— begin RECORDS FOR THIS EXERCISE —

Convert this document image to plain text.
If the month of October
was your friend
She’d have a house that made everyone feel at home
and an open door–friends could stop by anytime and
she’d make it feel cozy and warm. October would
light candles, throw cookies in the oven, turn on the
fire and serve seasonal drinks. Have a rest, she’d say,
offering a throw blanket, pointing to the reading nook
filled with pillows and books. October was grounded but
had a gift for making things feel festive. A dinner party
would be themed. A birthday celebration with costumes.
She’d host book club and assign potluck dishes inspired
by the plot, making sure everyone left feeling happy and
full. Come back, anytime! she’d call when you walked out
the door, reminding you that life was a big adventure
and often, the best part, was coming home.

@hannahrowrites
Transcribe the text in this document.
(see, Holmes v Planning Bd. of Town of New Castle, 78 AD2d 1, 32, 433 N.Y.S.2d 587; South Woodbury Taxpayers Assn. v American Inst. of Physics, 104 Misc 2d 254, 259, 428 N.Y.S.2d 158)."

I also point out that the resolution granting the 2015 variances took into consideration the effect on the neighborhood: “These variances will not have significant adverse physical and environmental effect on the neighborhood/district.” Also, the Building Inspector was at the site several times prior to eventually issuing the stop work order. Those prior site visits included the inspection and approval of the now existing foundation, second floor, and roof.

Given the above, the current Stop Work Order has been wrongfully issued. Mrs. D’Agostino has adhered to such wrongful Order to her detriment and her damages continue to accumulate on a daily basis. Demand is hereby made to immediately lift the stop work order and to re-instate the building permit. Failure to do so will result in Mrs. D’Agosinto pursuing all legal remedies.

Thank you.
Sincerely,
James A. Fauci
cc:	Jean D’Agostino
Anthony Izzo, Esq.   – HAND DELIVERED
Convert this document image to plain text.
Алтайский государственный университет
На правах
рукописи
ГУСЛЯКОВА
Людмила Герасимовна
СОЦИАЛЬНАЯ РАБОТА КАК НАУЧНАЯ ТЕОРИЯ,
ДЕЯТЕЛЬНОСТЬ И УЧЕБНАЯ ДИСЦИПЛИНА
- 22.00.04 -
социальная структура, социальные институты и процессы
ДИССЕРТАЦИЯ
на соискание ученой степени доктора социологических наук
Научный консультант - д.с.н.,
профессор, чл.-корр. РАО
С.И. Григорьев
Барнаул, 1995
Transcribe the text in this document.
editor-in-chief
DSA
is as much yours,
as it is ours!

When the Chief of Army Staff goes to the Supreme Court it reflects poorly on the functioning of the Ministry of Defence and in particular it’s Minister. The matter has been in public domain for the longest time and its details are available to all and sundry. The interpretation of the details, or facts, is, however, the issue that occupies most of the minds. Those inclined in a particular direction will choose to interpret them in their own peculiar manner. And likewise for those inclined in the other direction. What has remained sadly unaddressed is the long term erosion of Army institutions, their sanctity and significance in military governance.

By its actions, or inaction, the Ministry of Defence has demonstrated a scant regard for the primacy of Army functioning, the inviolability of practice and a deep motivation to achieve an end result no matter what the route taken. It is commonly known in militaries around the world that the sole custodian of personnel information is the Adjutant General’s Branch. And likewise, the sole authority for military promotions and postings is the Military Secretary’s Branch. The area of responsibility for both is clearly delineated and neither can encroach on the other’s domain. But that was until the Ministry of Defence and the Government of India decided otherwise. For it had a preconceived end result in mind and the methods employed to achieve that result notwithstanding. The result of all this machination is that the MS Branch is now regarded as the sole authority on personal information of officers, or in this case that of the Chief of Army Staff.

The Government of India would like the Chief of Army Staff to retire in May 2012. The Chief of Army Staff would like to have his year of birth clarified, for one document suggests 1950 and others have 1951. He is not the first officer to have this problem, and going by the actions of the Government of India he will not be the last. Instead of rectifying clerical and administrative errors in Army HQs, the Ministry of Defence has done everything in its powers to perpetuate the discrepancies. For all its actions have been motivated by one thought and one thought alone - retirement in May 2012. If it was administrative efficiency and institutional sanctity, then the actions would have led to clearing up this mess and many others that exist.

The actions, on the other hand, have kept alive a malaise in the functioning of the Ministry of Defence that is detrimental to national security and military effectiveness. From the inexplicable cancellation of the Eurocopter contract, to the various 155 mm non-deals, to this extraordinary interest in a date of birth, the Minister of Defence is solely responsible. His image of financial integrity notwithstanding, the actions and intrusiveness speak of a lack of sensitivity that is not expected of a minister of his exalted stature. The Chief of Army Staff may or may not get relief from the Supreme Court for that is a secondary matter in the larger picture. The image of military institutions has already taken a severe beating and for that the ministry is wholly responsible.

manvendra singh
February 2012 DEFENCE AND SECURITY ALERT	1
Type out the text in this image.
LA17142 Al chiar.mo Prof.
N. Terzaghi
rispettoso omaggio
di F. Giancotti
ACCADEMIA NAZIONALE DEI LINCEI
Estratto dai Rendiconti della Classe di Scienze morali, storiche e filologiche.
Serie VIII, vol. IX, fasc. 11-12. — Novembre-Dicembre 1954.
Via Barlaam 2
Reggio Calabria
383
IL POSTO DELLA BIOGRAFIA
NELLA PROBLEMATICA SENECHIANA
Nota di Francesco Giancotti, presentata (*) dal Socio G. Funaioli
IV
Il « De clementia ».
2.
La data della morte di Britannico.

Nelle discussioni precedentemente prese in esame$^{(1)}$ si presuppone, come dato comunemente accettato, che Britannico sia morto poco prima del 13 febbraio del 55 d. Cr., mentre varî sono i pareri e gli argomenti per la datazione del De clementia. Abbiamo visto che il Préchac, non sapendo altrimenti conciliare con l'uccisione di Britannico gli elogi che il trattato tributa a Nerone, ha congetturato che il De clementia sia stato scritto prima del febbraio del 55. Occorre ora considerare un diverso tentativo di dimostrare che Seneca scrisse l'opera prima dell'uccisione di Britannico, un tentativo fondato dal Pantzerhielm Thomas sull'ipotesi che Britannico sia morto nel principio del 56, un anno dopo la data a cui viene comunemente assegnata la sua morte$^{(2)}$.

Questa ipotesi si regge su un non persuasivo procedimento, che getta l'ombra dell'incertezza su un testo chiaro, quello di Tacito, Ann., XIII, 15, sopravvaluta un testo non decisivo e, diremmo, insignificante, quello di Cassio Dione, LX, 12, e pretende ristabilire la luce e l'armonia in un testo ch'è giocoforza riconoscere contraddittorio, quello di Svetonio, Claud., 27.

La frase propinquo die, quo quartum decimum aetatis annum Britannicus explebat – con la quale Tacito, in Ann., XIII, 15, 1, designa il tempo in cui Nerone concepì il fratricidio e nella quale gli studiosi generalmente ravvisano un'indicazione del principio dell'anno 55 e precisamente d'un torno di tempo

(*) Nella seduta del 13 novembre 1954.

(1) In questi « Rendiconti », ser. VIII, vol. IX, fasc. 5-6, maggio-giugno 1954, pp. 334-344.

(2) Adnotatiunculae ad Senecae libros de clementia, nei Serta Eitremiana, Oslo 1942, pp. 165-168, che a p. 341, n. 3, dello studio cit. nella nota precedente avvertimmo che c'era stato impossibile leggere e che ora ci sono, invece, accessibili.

— end RECORDS FOR THIS EXERCISE —

### [JOB]
All of the entries above should be written out again exactly.

### [COMPLETE OUTPUT]
Convert this document image to plain text.
If the month of October
was your friend
She’d have a house that made everyone feel at home
and an open door–friends could stop by anytime and
she’d make it feel cozy and warm. October would
light candles, throw cookies in the oven, turn on the
fire and serve seasonal drinks. Have a rest, she’d say,
offering a throw blanket, pointing to the reading nook
filled with pillows and books. October was grounded but
had a gift for making things feel festive. A dinner party
would be themed. A birthday celebration with costumes.
She’d host book club and assign potluck dishes inspired
by the plot, making sure everyone left feeling happy and
full. Come back, anytime! she’d call when you walked out
the door, reminding you that life was a big adventure
and often, the best part, was coming home.

@hannahrowrites
Transcribe the text in this document.
(see, Holmes v Planning Bd. of Town of New Castle, 78 AD2d 1, 32, 433 N.Y.S.2d 587; South Woodbury Taxpayers Assn. v American Inst. of Physics, 104 Misc 2d 254, 259, 428 N.Y.S.2d 158)."

I also point out that the resolution granting the 2015 variances took into consideration the effect on the neighborhood: “These variances will not have significant adverse physical and environmental effect on the neighborhood/district.” Also, the Building Inspector was at the site several times prior to eventually issuing the stop work order. Those prior site visits included the inspection and approval of the now existing foundation, second floor, and roof.

Given the above, the current Stop Work Order has been wrongfully issued. Mrs. D’Agostino has adhered to such wrongful Order to her detriment and her damages continue to accumulate on a daily basis. Demand is hereby made to immediately lift the stop work order and to re-instate the building permit. Failure to do so will result in Mrs. D’Agosinto pursuing all legal remedies.

Thank you.
Sincerely,
James A. Fauci
cc:	Jean D’Agostino
Anthony Izzo, Esq.   – HAND DELIVERED
Convert this document image to plain text.
Алтайский государственный университет
На правах
рукописи
ГУСЛЯКОВА
Людмила Герасимовна
СОЦИАЛЬНАЯ РАБОТА КАК НАУЧНАЯ ТЕОРИЯ,
ДЕЯТЕЛЬНОСТЬ И УЧЕБНАЯ ДИСЦИПЛИНА
- 22.00.04 -
социальная структура, социальные институты и процессы
ДИССЕРТАЦИЯ
на соискание ученой степени доктора социологических наук
Научный консультант - д.с.н.,
профессор, чл.-корр. РАО
С.И. Григорьев
Барнаул, 1995
Transcribe the text in this document.
editor-in-chief
DSA
is as much yours,
as it is ours!

When the Chief of Army Staff goes to the Supreme Court it reflects poorly on the functioning of the Ministry of Defence and in particular it’s Minister. The matter has been in public domain for the longest time and its details are available to all and sundry. The interpretation of the details, or facts, is, however, the issue that occupies most of the minds. Those inclined in a particular direction will choose to interpret them in their own peculiar manner. And likewise for those inclined in the other direction. What has remained sadly unaddressed is the long term erosion of Army institutions, their sanctity and significance in military governance.

By its actions, or inaction, the Ministry of Defence has demonstrated a scant regard for the primacy of Army functioning, the inviolability of practice and a deep motivation to achieve an end result no matter what the route taken. It is commonly known in militaries around the world that the sole custodian of personnel information is the Adjutant General’s Branch. And likewise, the sole authority for military promotions and postings is the Military Secretary’s Branch. The area of responsibility for both is clearly delineated and neither can encroach on the other’s domain. But that was until the Ministry of Defence and the Government of India decided otherwise. For it had a preconceived end result in mind and the methods employed to achieve that result notwithstanding. The result of all this machination is that the MS Branch is now regarded as the sole authority on personal information of officers, or in this case that of the Chief of Army Staff.

The Government of India would like the Chief of Army Staff to retire in May 2012. The Chief of Army Staff would like to have his year of birth clarified, for one document suggests 1950 and others have 1951. He is not the first officer to have this problem, and going by the actions of the Government of India he will not be the last. Instead of rectifying clerical and administrative errors in Army HQs, the Ministry of Defence has done everything in its powers to perpetuate the discrepancies. For all its actions have been motivated by one thought and one thought alone - retirement in May 2012. If it was administrative efficiency and institutional sanctity, then the actions would have led to clearing up this mess and many others that exist.

The actions, on the other hand, have kept alive a malaise in the functioning of the Ministry of Defence that is detrimental to national security and military effectiveness. From the inexplicable cancellation of the Eurocopter contract, to the various 155 mm non-deals, to this extraordinary interest in a date of birth, the Minister of Defence is solely responsible. His image of financial integrity notwithstanding, the actions and intrusiveness speak of a lack of sensitivity that is not expected of a minister of his exalted stature. The Chief of Army Staff may or may not get relief from the Supreme Court for that is a secondary matter in the larger picture. The image of military institutions has already taken a severe beating and for that the ministry is wholly responsible.

manvendra singh
February 2012 DEFENCE AND SECURITY ALERT	1
Type out the text in this image.
LA17142 Al chiar.mo Prof.
N. Terzaghi
rispettoso omaggio
di F. Giancotti
ACCADEMIA NAZIONALE DEI LINCEI
Estratto dai Rendiconti della Classe di Scienze morali, storiche e filologiche.
Serie VIII, vol. IX, fasc. 11-12. — Novembre-Dicembre 1954.
Via Barlaam 2
Reggio Calabria
383
IL POSTO DELLA BIOGRAFIA
NELLA PROBLEMATICA SENECHIANA
Nota di Francesco Giancotti, presentata (*) dal Socio G. Funaioli
IV
Il « De clementia ».
2.
La data della morte di Britannico.

Nelle discussioni precedentemente prese in esame$^{(1)}$ si presuppone, come dato comunemente accettato, che Britannico sia morto poco prima del 13 febbraio del 55 d. Cr., mentre varî sono i pareri e gli argomenti per la datazione del De clementia. Abbiamo visto che il Préchac, non sapendo altrimenti conciliare con l'uccisione di Britannico gli elogi che il trattato tributa a Nerone, ha congetturato che il De clementia sia stato scritto prima del febbraio del 55. Occorre ora considerare un diverso tentativo di dimostrare che Seneca scrisse l'opera prima dell'uccisione di Britannico, un tentativo fondato dal Pantzerhielm Thomas sull'ipotesi che Britannico sia morto nel principio del 56, un anno dopo la data a cui viene comunemente assegnata la sua morte$^{(2)}$.

Questa ipotesi si regge su un non persuasivo procedimento, che getta l'ombra dell'incertezza su un testo chiaro, quello di Tacito, Ann., XIII, 15, sopravvaluta un testo non decisivo e, diremmo, insignificante, quello di Cassio Dione, LX, 12, e pretende ristabilire la luce e l'armonia in un testo ch'è giocoforza riconoscere contraddittorio, quello di Svetonio, Claud., 27.

La frase propinquo die, quo quartum decimum aetatis annum Britannicus explebat – con la quale Tacito, in Ann., XIII, 15, 1, designa il tempo in cui Nerone concepì il fratricidio e nella quale gli studiosi generalmente ravvisano un'indicazione del principio dell'anno 55 e precisamente d'un torno di tempo

(*) Nella seduta del 13 novembre 1954.

(1) In questi « Rendiconti », ser. VIII, vol. IX, fasc. 5-6, maggio-giugno 1954, pp. 334-344.

(2) Adnotatiunculae ad Senecae libros de clementia, nei Serta Eitremiana, Oslo 1942, pp. 165-168, che a p. 341, n. 3, dello studio cit. nella nota precedente avvertimmo che c'era stato impossibile leggere e che ora ci sono, invece, accessibili.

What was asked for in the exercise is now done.